**Problem to solve:**
Output the lines below verbatim, without altering a single character.
=== Working data ===
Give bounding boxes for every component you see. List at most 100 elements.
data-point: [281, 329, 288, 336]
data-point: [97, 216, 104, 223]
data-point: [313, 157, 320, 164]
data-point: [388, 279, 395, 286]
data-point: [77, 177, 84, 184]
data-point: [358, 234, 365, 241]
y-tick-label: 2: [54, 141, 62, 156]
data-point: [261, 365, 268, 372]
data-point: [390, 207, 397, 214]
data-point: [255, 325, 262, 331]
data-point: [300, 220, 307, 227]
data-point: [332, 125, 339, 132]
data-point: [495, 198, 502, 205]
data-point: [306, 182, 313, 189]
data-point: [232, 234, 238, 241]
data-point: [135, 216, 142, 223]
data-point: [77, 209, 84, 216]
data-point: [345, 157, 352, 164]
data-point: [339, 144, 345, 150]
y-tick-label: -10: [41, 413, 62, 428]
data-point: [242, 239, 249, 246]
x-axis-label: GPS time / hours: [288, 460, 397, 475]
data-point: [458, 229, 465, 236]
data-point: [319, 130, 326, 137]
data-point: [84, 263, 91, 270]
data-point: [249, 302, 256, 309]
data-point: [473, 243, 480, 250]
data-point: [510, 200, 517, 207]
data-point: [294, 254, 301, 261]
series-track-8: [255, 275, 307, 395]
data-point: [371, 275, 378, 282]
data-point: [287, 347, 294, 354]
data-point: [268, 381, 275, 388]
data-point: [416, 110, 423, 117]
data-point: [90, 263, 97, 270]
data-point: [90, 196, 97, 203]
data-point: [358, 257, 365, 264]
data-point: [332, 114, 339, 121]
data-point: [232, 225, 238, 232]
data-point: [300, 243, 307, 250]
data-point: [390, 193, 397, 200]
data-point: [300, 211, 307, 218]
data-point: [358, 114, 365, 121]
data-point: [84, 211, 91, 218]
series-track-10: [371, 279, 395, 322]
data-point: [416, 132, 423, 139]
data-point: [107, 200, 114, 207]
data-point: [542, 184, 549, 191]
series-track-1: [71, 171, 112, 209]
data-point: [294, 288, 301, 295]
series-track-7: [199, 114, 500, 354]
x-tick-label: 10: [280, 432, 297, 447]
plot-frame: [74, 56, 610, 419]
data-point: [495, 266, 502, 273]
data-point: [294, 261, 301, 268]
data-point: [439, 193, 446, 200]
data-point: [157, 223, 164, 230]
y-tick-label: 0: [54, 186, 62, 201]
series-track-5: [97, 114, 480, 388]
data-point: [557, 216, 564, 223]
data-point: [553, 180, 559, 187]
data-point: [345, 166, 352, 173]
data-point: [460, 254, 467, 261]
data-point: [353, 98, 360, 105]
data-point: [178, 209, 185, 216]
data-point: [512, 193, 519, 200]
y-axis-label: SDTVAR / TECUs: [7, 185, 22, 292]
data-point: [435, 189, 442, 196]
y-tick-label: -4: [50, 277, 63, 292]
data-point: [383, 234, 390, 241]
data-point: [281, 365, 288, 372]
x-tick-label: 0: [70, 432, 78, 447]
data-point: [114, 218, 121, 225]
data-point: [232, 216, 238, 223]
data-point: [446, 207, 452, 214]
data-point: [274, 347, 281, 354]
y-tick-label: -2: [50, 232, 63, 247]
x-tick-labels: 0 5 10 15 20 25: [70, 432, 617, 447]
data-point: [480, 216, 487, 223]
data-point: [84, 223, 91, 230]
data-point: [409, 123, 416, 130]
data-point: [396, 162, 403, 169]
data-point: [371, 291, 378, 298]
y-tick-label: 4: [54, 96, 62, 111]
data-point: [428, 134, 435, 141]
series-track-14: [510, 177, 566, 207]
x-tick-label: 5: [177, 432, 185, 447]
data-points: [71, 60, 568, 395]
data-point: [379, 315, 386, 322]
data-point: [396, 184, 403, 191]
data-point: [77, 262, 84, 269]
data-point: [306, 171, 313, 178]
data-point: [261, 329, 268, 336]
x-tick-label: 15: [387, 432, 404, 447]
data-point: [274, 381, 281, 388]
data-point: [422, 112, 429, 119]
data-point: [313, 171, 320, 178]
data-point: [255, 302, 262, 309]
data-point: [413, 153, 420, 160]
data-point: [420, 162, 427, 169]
===
**Solution to this exercise:**
Give bounding boxes for every component you see. List at most 100 elements.
data-point: [281, 329, 288, 336]
data-point: [97, 216, 104, 223]
data-point: [313, 157, 320, 164]
data-point: [388, 279, 395, 286]
data-point: [77, 177, 84, 184]
data-point: [358, 234, 365, 241]
y-tick-label: 2: [54, 141, 62, 156]
data-point: [261, 365, 268, 372]
data-point: [390, 207, 397, 214]
data-point: [255, 325, 262, 331]
data-point: [300, 220, 307, 227]
data-point: [332, 125, 339, 132]
data-point: [495, 198, 502, 205]
data-point: [306, 182, 313, 189]
data-point: [232, 234, 238, 241]
data-point: [135, 216, 142, 223]
data-point: [77, 209, 84, 216]
data-point: [345, 157, 352, 164]
data-point: [339, 144, 345, 150]
y-tick-label: -10: [41, 413, 62, 428]
data-point: [242, 239, 249, 246]
x-axis-label: GPS time / hours: [288, 460, 397, 475]
data-point: [458, 229, 465, 236]
data-point: [319, 130, 326, 137]
data-point: [84, 263, 91, 270]
data-point: [249, 302, 256, 309]
data-point: [473, 243, 480, 250]
data-point: [510, 200, 517, 207]
data-point: [294, 254, 301, 261]
series-track-8: [255, 275, 307, 395]
data-point: [371, 275, 378, 282]
data-point: [287, 347, 294, 354]
data-point: [268, 381, 275, 388]
data-point: [416, 110, 423, 117]
data-point: [90, 263, 97, 270]
data-point: [90, 196, 97, 203]
data-point: [358, 257, 365, 264]
data-point: [332, 114, 339, 121]
data-point: [232, 225, 238, 232]
data-point: [300, 243, 307, 250]
data-point: [390, 193, 397, 200]
data-point: [300, 211, 307, 218]
data-point: [358, 114, 365, 121]
data-point: [84, 211, 91, 218]
series-track-10: [371, 279, 395, 322]
data-point: [416, 132, 423, 139]
data-point: [107, 200, 114, 207]
data-point: [542, 184, 549, 191]
series-track-1: [71, 171, 112, 209]
data-point: [294, 288, 301, 295]
series-track-7: [199, 114, 500, 354]
x-tick-label: 10: [280, 432, 297, 447]
plot-frame: [74, 56, 610, 419]
data-point: [495, 266, 502, 273]
data-point: [294, 261, 301, 268]
data-point: [439, 193, 446, 200]
data-point: [157, 223, 164, 230]
y-tick-label: 0: [54, 186, 62, 201]
series-track-5: [97, 114, 480, 388]
data-point: [557, 216, 564, 223]
data-point: [553, 180, 559, 187]
data-point: [345, 166, 352, 173]
data-point: [460, 254, 467, 261]
data-point: [353, 98, 360, 105]
data-point: [178, 209, 185, 216]
data-point: [512, 193, 519, 200]
y-axis-label: SDTVAR / TECUs: [7, 185, 22, 292]
data-point: [435, 189, 442, 196]
y-tick-label: -4: [50, 277, 63, 292]
data-point: [383, 234, 390, 241]
data-point: [281, 365, 288, 372]
x-tick-label: 0: [70, 432, 78, 447]
data-point: [114, 218, 121, 225]
data-point: [232, 216, 238, 223]
data-point: [446, 207, 452, 214]
data-point: [274, 347, 281, 354]
y-tick-label: -2: [50, 232, 63, 247]
x-tick-labels: 0 5 10 15 20 25: [70, 432, 617, 447]
data-point: [480, 216, 487, 223]
data-point: [84, 223, 91, 230]
data-point: [409, 123, 416, 130]
data-point: [396, 162, 403, 169]
data-point: [371, 291, 378, 298]
y-tick-label: 4: [54, 96, 62, 111]
data-point: [428, 134, 435, 141]
series-track-14: [510, 177, 566, 207]
x-tick-label: 5: [177, 432, 185, 447]
data-points: [71, 60, 568, 395]
data-point: [379, 315, 386, 322]
data-point: [396, 184, 403, 191]
data-point: [77, 262, 84, 269]
data-point: [306, 171, 313, 178]
data-point: [261, 329, 268, 336]
x-tick-label: 15: [387, 432, 404, 447]
data-point: [274, 381, 281, 388]
data-point: [422, 112, 429, 119]
data-point: [313, 171, 320, 178]
data-point: [255, 302, 262, 309]
data-point: [413, 153, 420, 160]
data-point: [420, 162, 427, 169]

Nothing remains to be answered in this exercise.